Short task
Copy each line containing the word "name" from the records that follow, please.

Recorded data
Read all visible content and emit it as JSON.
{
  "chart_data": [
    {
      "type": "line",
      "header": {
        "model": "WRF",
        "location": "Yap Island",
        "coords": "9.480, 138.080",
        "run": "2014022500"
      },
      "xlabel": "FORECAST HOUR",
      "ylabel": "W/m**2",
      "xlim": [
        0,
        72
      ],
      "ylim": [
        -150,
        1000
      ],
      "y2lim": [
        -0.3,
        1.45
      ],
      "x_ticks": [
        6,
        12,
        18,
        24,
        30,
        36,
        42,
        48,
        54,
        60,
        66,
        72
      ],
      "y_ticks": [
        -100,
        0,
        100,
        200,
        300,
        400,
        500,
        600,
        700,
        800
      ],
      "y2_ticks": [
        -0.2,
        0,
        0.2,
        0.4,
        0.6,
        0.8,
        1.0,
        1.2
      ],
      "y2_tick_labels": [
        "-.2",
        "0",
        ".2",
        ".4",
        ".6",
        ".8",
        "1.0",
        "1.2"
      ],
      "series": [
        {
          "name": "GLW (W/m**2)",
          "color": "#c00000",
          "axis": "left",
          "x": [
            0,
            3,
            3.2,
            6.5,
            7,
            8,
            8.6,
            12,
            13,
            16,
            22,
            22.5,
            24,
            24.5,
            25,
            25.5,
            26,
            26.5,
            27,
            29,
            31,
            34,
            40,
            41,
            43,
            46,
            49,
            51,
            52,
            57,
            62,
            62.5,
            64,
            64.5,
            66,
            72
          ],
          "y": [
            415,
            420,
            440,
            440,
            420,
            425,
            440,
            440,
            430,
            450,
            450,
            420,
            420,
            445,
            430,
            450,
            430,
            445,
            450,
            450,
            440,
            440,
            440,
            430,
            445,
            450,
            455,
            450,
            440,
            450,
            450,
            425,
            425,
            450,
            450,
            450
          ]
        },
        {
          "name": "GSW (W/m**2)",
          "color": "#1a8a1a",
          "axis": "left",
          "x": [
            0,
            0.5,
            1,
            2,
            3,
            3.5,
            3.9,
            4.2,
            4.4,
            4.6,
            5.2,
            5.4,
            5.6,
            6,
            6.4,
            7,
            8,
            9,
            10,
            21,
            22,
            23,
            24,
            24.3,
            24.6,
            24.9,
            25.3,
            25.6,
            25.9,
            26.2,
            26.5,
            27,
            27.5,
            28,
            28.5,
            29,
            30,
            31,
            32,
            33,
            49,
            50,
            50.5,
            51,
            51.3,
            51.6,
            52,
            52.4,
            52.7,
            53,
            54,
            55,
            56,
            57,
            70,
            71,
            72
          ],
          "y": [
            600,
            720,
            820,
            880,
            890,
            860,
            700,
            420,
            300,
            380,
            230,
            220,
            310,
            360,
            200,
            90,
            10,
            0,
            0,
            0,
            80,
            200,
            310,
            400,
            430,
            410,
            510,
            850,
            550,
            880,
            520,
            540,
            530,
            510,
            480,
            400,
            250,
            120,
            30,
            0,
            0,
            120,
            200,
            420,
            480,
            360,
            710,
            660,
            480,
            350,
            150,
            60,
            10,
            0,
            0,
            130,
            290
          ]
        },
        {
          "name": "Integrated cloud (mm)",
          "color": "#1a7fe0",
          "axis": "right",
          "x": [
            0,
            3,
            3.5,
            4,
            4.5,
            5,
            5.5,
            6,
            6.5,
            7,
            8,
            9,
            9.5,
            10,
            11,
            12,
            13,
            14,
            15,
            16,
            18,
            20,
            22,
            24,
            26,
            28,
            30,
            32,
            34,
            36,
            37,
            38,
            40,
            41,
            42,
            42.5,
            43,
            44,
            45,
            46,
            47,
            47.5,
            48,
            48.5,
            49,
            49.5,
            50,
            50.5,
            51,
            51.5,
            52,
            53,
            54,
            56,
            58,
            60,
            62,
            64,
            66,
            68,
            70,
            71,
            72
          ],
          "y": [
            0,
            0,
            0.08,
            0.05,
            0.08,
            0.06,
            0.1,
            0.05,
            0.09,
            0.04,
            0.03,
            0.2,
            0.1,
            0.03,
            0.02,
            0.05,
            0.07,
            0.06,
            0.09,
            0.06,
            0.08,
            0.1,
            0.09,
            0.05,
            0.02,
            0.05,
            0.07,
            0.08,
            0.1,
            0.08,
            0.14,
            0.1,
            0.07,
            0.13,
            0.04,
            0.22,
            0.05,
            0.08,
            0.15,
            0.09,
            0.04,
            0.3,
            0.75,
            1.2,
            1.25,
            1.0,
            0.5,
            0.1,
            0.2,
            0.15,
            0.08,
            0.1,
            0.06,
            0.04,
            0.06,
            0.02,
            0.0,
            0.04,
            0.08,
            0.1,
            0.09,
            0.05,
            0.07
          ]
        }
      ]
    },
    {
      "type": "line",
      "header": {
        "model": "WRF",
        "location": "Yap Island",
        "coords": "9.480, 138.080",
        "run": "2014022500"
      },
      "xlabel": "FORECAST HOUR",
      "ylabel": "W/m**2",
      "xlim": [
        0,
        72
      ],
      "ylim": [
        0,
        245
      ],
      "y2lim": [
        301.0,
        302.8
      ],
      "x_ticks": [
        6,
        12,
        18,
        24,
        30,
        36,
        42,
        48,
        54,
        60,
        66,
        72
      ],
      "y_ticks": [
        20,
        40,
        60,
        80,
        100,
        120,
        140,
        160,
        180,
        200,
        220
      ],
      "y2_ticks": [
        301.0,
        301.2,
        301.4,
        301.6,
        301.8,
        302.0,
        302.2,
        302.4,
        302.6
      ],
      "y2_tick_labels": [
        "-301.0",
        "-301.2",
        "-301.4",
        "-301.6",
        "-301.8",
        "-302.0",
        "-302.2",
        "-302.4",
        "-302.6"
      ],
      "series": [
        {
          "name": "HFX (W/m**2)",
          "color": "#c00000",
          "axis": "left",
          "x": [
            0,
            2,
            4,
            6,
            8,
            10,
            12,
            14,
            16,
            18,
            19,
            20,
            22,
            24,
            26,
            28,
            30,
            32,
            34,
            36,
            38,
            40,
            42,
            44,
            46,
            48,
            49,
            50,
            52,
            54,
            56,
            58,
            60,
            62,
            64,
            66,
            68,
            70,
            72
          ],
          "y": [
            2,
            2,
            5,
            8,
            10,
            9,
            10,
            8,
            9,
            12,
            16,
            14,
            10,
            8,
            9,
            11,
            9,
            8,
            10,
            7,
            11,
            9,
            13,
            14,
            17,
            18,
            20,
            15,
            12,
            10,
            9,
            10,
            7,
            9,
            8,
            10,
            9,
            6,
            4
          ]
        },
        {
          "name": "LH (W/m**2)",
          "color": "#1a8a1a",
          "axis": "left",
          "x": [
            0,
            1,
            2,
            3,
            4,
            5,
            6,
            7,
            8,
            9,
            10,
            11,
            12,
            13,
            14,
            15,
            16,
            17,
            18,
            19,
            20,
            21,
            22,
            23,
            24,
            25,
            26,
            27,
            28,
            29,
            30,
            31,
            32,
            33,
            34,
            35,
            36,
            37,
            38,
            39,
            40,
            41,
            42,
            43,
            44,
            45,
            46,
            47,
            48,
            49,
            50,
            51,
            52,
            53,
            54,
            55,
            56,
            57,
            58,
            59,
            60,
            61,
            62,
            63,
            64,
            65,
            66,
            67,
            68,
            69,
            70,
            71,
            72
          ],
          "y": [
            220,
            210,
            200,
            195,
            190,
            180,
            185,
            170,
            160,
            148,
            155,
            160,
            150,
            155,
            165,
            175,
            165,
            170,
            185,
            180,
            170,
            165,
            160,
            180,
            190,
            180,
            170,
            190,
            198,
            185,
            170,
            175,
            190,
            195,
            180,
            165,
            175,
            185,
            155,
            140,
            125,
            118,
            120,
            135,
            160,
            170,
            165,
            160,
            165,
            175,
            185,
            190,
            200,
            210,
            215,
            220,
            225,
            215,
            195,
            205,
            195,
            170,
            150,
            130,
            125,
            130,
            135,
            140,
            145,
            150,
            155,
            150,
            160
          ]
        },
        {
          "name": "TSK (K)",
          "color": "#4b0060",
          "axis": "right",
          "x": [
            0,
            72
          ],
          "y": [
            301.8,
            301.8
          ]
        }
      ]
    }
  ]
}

Response below
          "name": "GLW (W/m**2)",
          "name": "GSW (W/m**2)",
          "name": "Integrated cloud (mm)",
          "name": "HFX (W/m**2)",
          "name": "LH (W/m**2)",
          "name": "TSK (K)",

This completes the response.